INSTRUCTIONS TO FOLLOW => Your reply should be one number: the count of lines holding the word "diƈtame".

Raw records

============

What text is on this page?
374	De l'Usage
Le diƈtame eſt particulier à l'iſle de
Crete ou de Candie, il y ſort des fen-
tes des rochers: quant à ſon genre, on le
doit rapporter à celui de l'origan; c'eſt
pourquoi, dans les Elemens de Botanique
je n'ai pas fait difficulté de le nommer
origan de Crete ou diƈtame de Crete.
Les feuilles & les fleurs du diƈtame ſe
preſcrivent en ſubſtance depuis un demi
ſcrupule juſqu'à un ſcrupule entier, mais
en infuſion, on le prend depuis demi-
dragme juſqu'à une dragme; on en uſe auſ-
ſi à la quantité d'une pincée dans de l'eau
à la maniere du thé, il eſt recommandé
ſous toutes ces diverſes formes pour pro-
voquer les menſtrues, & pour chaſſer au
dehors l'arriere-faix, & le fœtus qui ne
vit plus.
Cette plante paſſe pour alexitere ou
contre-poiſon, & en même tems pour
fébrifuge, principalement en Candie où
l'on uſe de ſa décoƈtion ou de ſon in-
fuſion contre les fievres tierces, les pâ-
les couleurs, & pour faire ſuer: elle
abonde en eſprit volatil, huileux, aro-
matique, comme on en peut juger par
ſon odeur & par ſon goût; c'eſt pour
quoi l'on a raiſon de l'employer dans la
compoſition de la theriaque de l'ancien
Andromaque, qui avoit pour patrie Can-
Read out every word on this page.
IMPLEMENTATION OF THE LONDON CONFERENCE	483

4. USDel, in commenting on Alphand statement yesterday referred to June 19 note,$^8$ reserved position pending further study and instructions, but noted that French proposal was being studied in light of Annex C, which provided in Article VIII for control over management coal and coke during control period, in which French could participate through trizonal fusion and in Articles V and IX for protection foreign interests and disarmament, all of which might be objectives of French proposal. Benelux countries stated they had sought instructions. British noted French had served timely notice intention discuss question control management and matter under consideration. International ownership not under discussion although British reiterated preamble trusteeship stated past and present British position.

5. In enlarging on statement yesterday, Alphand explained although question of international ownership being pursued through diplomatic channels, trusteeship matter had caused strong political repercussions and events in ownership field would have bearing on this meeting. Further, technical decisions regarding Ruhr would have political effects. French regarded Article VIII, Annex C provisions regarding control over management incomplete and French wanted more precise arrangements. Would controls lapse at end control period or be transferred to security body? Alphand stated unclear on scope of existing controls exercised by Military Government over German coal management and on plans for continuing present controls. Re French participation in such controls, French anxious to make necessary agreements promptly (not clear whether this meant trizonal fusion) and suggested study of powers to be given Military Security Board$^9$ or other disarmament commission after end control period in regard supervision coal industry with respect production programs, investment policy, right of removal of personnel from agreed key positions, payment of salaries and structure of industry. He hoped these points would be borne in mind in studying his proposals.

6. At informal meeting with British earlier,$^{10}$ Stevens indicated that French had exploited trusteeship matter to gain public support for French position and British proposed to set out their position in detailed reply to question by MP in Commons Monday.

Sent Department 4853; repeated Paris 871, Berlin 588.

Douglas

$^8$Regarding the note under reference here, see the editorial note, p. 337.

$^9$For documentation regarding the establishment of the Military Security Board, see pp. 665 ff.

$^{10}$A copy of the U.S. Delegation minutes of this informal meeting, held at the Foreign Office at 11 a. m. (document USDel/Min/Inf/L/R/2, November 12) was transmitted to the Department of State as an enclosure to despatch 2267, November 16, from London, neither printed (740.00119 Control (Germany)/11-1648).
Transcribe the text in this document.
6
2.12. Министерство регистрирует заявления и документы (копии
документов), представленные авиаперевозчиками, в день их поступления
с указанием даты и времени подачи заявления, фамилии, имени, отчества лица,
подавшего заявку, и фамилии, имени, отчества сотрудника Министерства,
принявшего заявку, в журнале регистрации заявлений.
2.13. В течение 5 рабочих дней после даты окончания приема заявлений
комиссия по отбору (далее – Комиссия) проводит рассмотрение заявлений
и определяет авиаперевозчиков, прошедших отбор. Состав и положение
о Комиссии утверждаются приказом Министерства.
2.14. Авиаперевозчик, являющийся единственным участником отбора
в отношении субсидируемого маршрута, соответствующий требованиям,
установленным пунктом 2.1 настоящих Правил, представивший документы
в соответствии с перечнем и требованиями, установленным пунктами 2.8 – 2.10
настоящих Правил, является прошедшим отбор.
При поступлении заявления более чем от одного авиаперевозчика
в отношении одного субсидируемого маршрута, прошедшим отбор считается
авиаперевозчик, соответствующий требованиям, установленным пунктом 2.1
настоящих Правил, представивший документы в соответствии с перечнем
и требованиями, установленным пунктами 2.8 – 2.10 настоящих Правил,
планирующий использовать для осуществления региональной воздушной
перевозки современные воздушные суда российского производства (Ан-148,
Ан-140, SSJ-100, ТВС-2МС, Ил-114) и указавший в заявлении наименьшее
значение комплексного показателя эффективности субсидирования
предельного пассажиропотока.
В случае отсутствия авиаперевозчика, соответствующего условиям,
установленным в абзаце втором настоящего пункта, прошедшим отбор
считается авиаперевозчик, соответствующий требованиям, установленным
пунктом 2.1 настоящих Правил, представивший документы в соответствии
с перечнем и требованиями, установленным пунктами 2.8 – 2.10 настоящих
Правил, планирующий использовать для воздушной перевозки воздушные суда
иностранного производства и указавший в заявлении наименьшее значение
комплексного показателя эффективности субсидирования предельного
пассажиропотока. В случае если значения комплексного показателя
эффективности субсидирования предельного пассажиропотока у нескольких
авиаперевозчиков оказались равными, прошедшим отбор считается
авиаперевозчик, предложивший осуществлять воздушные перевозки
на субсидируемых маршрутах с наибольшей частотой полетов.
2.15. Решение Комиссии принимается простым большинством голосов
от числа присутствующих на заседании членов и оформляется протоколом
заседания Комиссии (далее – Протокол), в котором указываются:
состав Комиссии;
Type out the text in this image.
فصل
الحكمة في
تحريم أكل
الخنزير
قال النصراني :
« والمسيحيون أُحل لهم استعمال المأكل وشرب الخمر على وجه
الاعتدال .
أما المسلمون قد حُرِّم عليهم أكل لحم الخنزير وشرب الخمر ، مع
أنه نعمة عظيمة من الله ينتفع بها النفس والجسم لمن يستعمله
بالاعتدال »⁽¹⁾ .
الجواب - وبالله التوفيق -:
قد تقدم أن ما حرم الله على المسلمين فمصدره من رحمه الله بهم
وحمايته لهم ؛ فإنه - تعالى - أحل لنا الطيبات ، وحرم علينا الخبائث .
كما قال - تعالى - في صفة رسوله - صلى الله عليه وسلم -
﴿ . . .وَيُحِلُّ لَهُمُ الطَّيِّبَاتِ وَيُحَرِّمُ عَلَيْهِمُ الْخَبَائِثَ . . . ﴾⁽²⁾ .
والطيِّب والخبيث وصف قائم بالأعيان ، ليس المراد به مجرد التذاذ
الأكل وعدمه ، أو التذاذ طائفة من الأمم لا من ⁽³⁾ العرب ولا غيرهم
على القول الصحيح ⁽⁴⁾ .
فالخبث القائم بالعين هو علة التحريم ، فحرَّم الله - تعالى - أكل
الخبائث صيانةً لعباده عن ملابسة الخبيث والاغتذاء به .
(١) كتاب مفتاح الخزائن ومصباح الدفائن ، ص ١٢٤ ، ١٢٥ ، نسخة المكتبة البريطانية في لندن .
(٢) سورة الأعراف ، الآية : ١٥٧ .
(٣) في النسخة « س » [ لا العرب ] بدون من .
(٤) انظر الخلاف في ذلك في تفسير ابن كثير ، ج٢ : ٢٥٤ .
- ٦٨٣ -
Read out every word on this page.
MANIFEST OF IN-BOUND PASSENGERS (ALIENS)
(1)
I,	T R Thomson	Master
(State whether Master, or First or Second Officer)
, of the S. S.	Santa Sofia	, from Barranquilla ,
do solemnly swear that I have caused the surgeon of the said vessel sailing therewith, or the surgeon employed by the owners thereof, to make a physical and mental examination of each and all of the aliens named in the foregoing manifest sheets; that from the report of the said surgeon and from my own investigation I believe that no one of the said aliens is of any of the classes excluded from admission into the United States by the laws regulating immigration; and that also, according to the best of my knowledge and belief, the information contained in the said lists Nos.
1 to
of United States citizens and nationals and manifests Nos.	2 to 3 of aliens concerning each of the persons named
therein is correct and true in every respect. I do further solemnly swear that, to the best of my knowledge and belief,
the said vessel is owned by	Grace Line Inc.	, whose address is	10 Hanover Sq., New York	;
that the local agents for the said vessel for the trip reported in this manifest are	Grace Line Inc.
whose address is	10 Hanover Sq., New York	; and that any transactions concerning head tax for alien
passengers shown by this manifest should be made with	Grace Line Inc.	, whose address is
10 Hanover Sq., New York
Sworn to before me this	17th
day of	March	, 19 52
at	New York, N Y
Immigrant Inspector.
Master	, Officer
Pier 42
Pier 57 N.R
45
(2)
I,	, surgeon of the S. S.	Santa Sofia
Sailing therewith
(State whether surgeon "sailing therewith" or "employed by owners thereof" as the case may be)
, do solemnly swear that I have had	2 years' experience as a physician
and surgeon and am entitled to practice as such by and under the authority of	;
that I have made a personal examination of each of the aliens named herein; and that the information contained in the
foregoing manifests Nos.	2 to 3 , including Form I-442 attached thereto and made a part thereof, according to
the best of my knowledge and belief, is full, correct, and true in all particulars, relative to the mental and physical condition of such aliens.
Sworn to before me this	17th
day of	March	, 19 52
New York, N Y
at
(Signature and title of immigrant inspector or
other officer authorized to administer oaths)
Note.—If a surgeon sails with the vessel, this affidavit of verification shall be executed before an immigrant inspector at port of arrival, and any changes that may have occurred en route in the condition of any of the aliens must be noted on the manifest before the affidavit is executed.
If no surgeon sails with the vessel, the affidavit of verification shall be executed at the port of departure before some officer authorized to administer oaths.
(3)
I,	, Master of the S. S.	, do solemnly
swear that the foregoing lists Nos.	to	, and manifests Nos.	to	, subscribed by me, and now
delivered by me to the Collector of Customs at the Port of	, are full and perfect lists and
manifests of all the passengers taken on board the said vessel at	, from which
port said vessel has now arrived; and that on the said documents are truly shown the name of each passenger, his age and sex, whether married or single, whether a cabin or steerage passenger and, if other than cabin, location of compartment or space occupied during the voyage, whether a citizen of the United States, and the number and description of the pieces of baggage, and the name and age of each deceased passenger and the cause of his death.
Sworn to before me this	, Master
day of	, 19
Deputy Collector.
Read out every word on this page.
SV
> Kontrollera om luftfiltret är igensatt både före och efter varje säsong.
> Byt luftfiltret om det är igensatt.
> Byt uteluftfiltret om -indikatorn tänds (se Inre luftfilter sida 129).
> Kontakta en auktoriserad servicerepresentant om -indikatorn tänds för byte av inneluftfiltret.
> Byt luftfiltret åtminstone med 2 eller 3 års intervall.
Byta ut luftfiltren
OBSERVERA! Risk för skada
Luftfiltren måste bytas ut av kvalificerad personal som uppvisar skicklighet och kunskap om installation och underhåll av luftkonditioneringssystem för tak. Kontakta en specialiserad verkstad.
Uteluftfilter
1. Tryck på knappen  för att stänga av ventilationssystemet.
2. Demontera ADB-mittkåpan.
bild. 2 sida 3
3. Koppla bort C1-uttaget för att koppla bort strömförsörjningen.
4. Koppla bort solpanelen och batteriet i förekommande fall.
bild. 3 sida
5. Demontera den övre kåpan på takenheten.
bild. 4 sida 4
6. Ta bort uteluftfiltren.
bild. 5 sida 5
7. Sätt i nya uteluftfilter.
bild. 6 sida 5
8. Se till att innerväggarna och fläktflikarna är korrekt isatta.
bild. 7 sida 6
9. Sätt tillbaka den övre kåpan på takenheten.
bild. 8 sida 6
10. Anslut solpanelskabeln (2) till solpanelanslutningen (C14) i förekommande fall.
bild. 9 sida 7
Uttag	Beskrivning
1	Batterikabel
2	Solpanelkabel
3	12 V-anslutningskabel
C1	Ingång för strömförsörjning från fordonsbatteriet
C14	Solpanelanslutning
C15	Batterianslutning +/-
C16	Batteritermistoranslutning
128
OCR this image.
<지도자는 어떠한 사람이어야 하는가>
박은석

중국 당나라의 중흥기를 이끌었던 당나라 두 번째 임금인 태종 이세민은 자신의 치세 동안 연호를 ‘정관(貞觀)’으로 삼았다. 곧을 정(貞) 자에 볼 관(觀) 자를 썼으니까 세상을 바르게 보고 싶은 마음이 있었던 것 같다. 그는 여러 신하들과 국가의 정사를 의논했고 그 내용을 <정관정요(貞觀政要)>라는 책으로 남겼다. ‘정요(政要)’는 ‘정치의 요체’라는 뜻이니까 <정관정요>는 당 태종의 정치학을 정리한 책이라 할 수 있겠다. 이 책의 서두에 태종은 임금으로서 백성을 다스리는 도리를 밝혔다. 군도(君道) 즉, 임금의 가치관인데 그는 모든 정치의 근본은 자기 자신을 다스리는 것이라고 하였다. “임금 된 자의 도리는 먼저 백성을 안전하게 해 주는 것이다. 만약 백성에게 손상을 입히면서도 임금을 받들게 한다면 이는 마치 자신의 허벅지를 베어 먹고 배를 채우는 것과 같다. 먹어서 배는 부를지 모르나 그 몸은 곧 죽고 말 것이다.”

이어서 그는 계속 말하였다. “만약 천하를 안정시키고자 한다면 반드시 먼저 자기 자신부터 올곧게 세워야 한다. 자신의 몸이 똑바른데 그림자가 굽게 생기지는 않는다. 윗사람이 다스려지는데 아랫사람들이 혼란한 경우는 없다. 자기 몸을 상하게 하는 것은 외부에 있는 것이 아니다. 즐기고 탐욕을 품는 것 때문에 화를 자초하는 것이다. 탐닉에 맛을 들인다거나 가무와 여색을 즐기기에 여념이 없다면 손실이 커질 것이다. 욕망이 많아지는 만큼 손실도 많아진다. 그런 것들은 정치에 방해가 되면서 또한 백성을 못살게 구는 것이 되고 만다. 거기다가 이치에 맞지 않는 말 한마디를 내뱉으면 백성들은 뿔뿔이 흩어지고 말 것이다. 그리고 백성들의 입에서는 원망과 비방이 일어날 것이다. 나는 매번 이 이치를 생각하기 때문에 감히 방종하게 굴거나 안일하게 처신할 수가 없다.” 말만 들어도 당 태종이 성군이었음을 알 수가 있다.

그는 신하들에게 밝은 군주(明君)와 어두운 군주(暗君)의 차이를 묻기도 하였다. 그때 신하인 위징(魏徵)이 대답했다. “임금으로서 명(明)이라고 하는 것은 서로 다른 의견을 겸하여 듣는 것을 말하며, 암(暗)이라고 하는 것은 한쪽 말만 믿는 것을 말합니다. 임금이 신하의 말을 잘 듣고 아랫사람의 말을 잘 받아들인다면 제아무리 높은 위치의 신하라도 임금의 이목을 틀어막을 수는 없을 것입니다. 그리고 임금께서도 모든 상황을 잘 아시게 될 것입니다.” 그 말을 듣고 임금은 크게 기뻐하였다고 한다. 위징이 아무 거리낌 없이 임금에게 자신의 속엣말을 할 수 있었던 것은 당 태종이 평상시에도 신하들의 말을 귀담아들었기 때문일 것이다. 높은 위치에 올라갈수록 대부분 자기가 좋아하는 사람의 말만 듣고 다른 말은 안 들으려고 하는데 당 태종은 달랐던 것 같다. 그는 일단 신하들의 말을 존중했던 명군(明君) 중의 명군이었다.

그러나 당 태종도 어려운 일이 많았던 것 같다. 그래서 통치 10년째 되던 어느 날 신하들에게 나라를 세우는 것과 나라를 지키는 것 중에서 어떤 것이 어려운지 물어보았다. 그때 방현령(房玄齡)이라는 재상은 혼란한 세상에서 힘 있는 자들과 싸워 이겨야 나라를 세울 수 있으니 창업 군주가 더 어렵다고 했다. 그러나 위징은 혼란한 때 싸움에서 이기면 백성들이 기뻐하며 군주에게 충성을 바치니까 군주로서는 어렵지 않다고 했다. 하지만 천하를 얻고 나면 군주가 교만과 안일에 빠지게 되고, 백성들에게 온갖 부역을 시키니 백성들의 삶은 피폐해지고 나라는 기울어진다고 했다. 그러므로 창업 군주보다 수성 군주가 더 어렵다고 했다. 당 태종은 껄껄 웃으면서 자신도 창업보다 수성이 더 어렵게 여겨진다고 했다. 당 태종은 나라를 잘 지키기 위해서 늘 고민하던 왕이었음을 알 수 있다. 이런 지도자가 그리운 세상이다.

============

EXERCISE SOLUTION => 3